• **WORK TO COMPLETE**:
Write out, exactly as they appear, only the lines running from the line with "Read out every word on this page." to the final line of the listing; include both.

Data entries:
========

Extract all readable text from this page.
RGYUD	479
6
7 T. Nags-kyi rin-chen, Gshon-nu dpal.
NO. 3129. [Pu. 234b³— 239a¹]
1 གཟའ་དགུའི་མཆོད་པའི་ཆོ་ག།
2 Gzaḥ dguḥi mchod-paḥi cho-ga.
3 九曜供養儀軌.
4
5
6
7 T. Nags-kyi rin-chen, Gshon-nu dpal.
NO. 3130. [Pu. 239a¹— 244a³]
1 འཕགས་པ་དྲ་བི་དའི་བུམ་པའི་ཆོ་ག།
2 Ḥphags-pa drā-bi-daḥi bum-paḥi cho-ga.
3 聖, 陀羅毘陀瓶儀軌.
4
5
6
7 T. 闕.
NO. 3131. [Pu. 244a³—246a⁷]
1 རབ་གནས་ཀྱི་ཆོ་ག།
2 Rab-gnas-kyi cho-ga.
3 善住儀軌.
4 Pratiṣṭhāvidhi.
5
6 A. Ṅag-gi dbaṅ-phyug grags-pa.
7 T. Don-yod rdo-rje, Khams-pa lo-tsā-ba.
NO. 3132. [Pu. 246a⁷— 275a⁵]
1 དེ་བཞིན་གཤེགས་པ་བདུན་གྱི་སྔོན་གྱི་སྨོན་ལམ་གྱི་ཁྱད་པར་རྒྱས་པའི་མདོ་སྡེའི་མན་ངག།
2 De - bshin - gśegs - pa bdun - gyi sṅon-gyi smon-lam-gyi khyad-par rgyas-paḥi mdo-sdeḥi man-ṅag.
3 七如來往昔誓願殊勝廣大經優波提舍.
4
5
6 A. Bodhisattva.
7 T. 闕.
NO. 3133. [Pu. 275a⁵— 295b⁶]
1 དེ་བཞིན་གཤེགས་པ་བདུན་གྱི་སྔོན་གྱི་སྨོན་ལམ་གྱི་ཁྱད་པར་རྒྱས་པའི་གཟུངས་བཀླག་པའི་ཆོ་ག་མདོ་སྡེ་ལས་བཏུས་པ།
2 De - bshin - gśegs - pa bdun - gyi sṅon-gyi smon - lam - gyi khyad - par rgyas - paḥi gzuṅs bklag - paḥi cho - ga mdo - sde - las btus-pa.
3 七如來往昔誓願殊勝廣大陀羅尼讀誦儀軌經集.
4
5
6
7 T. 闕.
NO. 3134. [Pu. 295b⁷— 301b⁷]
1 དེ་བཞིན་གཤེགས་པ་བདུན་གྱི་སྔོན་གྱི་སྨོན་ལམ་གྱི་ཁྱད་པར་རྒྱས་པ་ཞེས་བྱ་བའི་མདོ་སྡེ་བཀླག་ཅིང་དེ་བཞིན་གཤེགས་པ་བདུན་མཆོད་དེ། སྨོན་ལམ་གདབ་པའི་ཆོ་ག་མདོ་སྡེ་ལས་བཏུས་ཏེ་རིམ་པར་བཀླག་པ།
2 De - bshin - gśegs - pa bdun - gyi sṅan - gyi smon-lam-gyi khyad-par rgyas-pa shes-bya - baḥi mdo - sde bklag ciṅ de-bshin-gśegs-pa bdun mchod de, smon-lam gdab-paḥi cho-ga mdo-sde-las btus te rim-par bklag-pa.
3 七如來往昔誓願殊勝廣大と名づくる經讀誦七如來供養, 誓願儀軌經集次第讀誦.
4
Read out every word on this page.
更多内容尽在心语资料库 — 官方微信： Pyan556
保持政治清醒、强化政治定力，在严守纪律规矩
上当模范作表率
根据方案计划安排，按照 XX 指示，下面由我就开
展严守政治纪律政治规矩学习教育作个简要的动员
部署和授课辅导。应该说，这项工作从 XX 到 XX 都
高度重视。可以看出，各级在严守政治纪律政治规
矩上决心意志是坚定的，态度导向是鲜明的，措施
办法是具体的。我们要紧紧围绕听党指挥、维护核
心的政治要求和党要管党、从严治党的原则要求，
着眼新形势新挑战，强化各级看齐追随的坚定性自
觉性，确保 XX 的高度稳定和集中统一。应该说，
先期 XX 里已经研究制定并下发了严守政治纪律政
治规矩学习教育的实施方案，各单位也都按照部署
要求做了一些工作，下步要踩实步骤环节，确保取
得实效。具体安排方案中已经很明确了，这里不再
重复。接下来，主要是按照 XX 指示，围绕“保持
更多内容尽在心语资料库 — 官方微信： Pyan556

========

• **RESPONSE**:
Read out every word on this page.
更多内容尽在心语资料库 — 官方微信： Pyan556
保持政治清醒、强化政治定力，在严守纪律规矩
上当模范作表率
根据方案计划安排，按照 XX 指示，下面由我就开
展严守政治纪律政治规矩学习教育作个简要的动员
部署和授课辅导。应该说，这项工作从 XX 到 XX 都
高度重视。可以看出，各级在严守政治纪律政治规
矩上决心意志是坚定的，态度导向是鲜明的，措施
办法是具体的。我们要紧紧围绕听党指挥、维护核
心的政治要求和党要管党、从严治党的原则要求，
着眼新形势新挑战，强化各级看齐追随的坚定性自
觉性，确保 XX 的高度稳定和集中统一。应该说，
先期 XX 里已经研究制定并下发了严守政治纪律政
治规矩学习教育的实施方案，各单位也都按照部署
要求做了一些工作，下步要踩实步骤环节，确保取
得实效。具体安排方案中已经很明确了，这里不再
重复。接下来，主要是按照 XX 指示，围绕“保持
更多内容尽在心语资料库 — 官方微信： Pyan556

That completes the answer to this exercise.